#### Exercise
Each line below is to be written out in full, exactly as shown.

[Saved data entries]
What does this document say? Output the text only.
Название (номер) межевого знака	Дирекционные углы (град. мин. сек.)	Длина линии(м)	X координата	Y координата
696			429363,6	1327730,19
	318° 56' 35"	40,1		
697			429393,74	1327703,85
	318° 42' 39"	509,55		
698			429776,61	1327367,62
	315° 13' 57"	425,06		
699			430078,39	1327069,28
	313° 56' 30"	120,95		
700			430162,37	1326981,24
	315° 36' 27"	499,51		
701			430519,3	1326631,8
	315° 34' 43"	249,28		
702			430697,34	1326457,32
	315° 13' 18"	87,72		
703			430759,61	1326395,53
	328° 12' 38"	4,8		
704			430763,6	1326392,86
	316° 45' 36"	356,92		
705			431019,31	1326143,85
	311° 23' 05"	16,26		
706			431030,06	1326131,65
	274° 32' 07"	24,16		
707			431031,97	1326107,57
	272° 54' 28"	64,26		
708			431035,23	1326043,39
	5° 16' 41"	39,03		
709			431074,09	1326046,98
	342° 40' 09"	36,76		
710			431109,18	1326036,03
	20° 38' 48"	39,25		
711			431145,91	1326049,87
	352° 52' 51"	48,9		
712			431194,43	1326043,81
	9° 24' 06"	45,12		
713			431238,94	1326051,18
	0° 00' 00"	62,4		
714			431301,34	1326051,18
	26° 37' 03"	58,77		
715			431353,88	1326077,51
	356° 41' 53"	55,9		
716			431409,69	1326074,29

#### Answer to this exercise
What does this document say? Output the text only.
Название (номер) межевого знака	Дирекционные углы (град. мин. сек.)	Длина линии(м)	X координата	Y координата
696			429363,6	1327730,19
	318° 56' 35"	40,1		
697			429393,74	1327703,85
	318° 42' 39"	509,55		
698			429776,61	1327367,62
	315° 13' 57"	425,06		
699			430078,39	1327069,28
	313° 56' 30"	120,95		
700			430162,37	1326981,24
	315° 36' 27"	499,51		
701			430519,3	1326631,8
	315° 34' 43"	249,28		
702			430697,34	1326457,32
	315° 13' 18"	87,72		
703			430759,61	1326395,53
	328° 12' 38"	4,8		
704			430763,6	1326392,86
	316° 45' 36"	356,92		
705			431019,31	1326143,85
	311° 23' 05"	16,26		
706			431030,06	1326131,65
	274° 32' 07"	24,16		
707			431031,97	1326107,57
	272° 54' 28"	64,26		
708			431035,23	1326043,39
	5° 16' 41"	39,03		
709			431074,09	1326046,98
	342° 40' 09"	36,76		
710			431109,18	1326036,03
	20° 38' 48"	39,25		
711			431145,91	1326049,87
	352° 52' 51"	48,9		
712			431194,43	1326043,81
	9° 24' 06"	45,12		
713			431238,94	1326051,18
	0° 00' 00"	62,4		
714			431301,34	1326051,18
	26° 37' 03"	58,77		
715			431353,88	1326077,51
	356° 41' 53"	55,9		
716			431409,69	1326074,29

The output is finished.